• _Problem details_
Reproduce the rows from the one containing "page-setup-button[interactable]: 页面 [210,24,242,62]" through the one containing "refresh-button[interactable]: 刷新 [342,24,374,62]", inclusive.

• _Extracted information_
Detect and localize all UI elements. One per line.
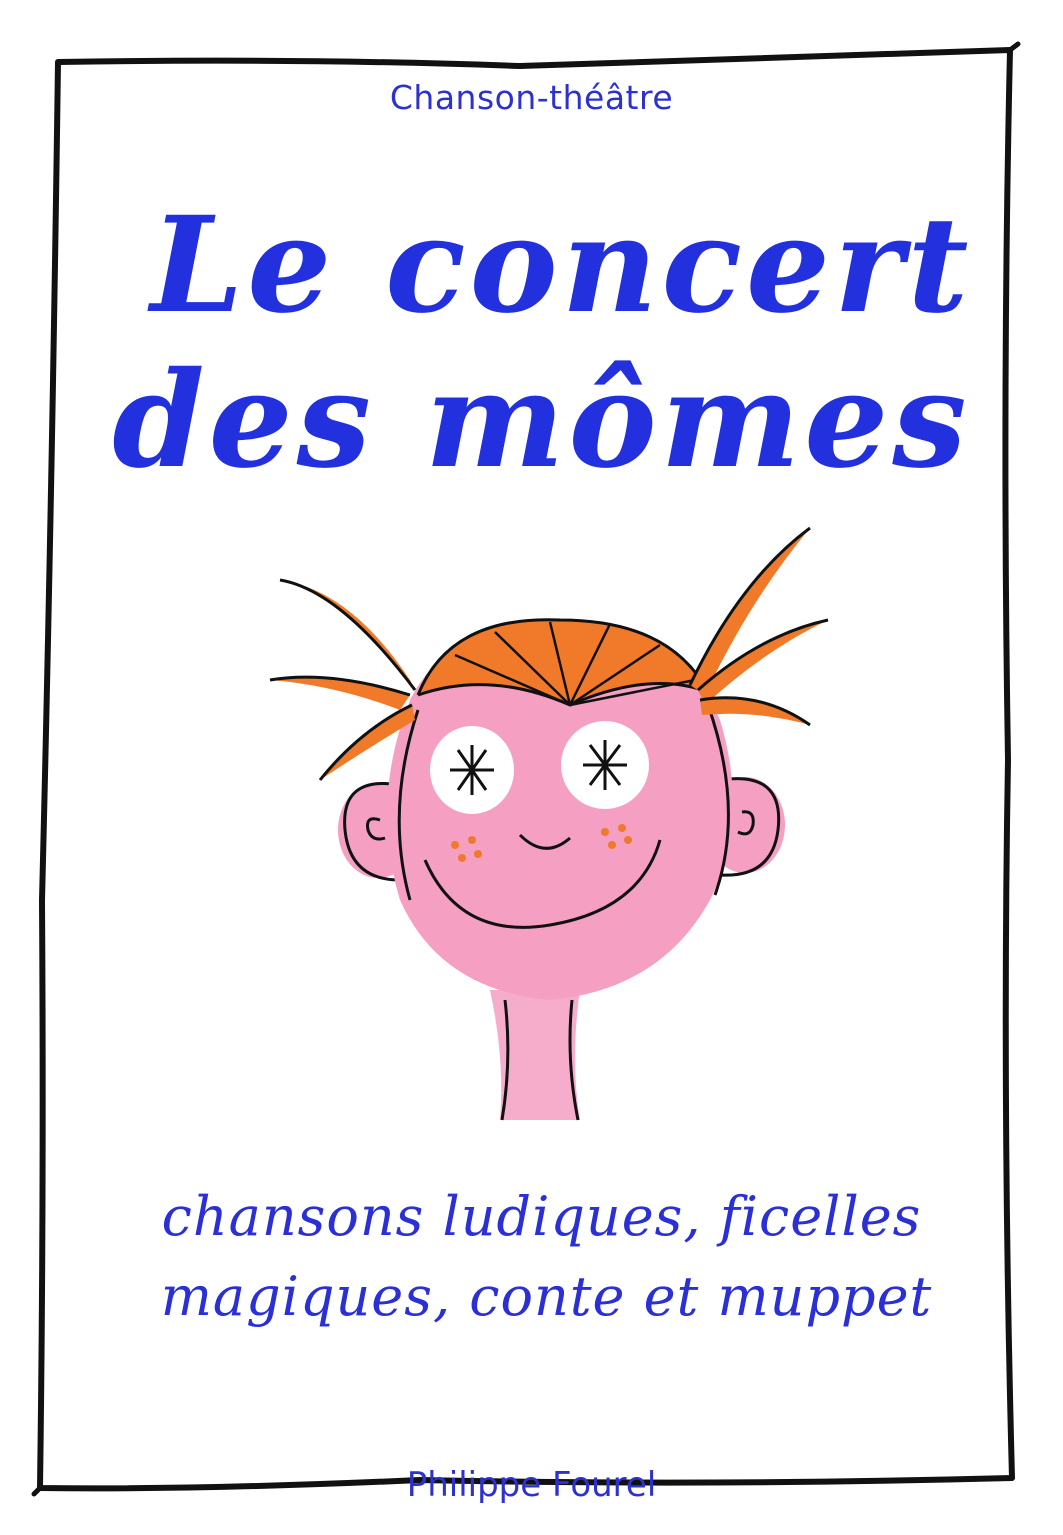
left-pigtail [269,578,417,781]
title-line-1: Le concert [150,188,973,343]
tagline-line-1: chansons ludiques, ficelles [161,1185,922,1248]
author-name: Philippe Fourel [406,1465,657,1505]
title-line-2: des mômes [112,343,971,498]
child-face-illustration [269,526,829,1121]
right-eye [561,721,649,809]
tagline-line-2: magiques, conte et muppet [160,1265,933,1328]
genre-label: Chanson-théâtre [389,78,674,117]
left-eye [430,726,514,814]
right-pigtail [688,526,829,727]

---

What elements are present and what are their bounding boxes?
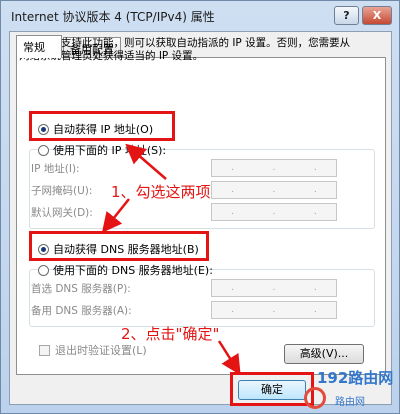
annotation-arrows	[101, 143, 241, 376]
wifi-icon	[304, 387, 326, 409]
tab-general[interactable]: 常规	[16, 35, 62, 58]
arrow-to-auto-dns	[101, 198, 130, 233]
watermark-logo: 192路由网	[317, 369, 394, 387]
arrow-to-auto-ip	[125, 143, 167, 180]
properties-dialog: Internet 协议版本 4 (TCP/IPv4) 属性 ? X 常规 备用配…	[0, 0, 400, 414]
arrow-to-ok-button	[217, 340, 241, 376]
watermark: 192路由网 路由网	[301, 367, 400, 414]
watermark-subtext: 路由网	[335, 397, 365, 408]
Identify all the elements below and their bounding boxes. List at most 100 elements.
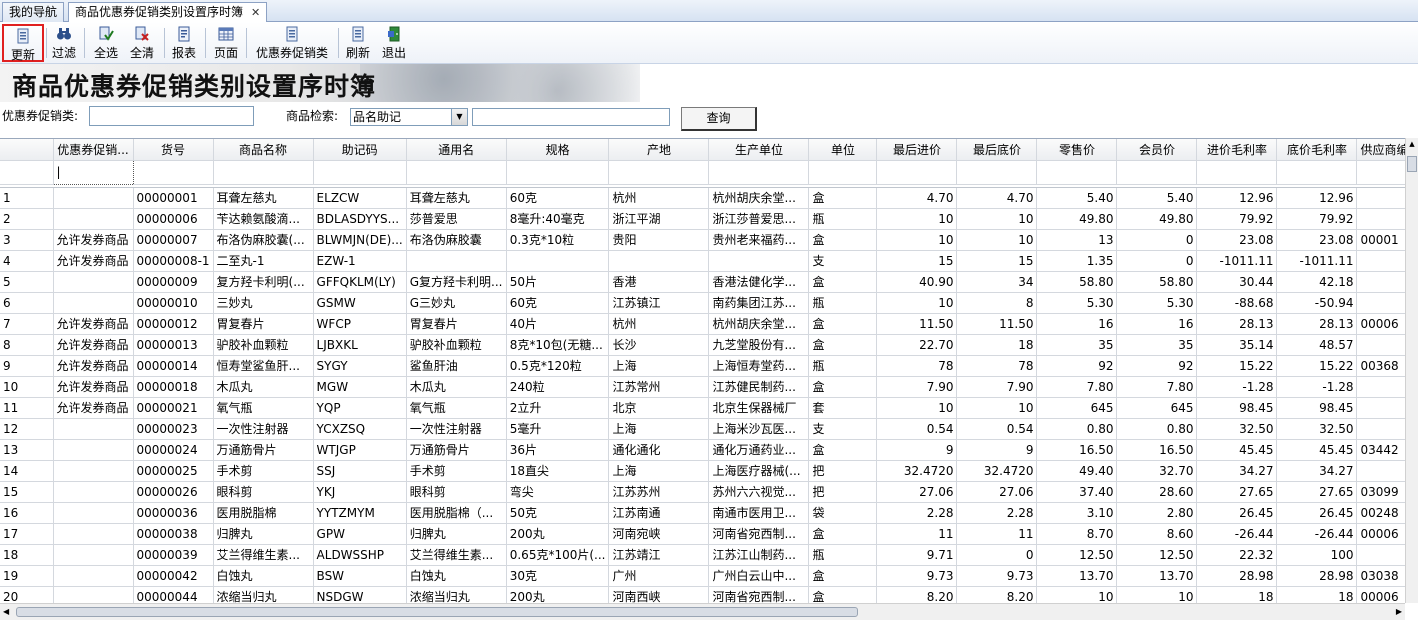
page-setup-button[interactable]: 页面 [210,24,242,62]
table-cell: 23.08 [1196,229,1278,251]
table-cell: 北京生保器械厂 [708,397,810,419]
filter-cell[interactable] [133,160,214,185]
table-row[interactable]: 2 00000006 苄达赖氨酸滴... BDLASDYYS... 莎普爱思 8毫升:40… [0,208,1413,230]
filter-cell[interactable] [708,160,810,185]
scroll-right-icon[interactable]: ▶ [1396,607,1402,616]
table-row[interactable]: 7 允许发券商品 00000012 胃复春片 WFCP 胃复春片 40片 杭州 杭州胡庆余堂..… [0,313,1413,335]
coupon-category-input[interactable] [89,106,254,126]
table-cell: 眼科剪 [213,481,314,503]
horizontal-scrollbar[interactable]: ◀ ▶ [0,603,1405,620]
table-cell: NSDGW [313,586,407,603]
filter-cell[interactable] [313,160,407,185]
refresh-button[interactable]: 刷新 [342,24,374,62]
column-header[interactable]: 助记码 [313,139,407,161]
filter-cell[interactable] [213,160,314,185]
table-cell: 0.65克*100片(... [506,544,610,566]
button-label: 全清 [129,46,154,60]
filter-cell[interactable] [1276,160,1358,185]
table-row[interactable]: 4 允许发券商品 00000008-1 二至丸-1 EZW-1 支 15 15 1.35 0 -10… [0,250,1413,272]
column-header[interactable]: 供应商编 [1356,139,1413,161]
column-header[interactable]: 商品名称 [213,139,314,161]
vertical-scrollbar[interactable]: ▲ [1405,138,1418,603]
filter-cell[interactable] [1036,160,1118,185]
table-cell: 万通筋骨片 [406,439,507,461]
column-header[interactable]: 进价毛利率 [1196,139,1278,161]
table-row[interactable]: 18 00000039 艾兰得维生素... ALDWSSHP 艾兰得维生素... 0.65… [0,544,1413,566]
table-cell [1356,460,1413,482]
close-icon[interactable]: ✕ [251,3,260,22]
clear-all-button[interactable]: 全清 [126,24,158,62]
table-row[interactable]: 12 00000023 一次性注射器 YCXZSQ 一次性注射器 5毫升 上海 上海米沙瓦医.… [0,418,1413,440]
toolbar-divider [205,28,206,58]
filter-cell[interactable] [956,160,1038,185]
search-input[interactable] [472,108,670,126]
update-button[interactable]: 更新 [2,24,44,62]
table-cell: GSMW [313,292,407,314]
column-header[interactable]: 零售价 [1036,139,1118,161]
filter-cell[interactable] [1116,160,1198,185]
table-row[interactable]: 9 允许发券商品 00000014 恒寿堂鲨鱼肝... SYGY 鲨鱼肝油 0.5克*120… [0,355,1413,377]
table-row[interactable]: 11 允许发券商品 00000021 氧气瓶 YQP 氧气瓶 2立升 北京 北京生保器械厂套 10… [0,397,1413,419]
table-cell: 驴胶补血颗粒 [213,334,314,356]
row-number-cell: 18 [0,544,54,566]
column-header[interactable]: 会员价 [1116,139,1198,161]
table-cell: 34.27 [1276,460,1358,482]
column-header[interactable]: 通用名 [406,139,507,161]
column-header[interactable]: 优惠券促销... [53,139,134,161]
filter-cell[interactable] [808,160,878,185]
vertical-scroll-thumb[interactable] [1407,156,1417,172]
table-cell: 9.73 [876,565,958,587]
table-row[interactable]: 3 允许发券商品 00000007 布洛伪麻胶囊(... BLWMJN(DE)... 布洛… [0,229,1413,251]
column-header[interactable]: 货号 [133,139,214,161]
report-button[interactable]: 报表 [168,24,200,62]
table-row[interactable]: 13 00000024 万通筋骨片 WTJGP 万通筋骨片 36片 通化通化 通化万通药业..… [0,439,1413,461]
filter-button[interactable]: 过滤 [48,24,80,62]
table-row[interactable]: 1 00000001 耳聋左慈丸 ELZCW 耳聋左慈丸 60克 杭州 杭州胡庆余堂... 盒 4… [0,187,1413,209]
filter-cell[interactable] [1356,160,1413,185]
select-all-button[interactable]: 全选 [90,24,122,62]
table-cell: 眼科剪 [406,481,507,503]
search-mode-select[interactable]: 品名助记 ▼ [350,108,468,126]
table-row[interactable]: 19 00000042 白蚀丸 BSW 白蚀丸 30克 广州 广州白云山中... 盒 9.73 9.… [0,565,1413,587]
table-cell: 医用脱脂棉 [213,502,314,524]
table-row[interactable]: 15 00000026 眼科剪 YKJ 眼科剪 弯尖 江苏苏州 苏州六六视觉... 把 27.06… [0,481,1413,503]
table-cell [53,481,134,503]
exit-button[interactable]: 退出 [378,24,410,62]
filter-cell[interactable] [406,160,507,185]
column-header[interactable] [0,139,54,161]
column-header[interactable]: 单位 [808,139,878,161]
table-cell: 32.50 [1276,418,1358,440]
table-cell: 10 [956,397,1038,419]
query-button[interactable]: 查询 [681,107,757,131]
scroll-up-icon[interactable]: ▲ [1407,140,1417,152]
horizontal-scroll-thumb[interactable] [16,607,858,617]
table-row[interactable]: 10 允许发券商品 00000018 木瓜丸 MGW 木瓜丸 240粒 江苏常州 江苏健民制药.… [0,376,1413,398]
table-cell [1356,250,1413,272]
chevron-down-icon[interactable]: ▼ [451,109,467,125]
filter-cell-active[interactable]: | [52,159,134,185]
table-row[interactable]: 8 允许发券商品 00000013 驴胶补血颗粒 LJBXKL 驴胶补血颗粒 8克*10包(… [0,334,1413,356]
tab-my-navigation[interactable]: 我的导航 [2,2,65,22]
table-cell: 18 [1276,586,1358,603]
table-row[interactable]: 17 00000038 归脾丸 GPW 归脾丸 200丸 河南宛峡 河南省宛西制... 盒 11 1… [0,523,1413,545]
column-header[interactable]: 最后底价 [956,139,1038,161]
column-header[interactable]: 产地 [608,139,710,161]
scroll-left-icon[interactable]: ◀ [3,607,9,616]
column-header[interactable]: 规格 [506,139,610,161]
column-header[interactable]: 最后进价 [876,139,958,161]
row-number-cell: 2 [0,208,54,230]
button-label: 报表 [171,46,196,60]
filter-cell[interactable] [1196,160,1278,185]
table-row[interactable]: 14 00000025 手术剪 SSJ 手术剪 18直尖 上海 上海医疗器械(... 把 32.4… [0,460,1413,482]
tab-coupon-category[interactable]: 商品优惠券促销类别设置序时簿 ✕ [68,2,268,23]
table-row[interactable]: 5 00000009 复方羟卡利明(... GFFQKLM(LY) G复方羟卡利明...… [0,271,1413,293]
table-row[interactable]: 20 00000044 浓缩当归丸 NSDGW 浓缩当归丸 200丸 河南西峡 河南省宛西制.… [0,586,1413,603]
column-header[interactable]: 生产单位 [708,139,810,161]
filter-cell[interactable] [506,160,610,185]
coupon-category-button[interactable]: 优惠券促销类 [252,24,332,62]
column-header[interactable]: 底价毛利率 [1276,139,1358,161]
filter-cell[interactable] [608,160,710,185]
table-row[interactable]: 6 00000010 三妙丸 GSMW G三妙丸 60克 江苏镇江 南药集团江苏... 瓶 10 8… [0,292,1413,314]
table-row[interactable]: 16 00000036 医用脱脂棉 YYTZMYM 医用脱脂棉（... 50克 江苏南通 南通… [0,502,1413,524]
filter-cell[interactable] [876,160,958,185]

• _Final result_
page-setup-button[interactable]: 页面 [210,24,242,62]
table-cell: 23.08 [1196,229,1278,251]
table-cell: 北京生保器械厂 [708,397,810,419]
filter-cell[interactable] [133,160,214,185]
table-row[interactable]: 2 00000006 苄达赖氨酸滴... BDLASDYYS... 莎普爱思 8毫升:40… [0,208,1413,230]
filter-cell[interactable] [708,160,810,185]
scroll-right-icon[interactable]: ▶ [1396,607,1402,616]
table-row[interactable]: 7 允许发券商品 00000012 胃复春片 WFCP 胃复春片 40片 杭州 杭州胡庆余堂..… [0,313,1413,335]
coupon-category-input[interactable] [89,106,254,126]
table-cell: 眼科剪 [213,481,314,503]
horizontal-scrollbar[interactable]: ◀ ▶ [0,603,1405,620]
table-cell: NSDGW [313,586,407,603]
filter-cell[interactable] [313,160,407,185]
refresh-button[interactable]: 刷新 [342,24,374,62]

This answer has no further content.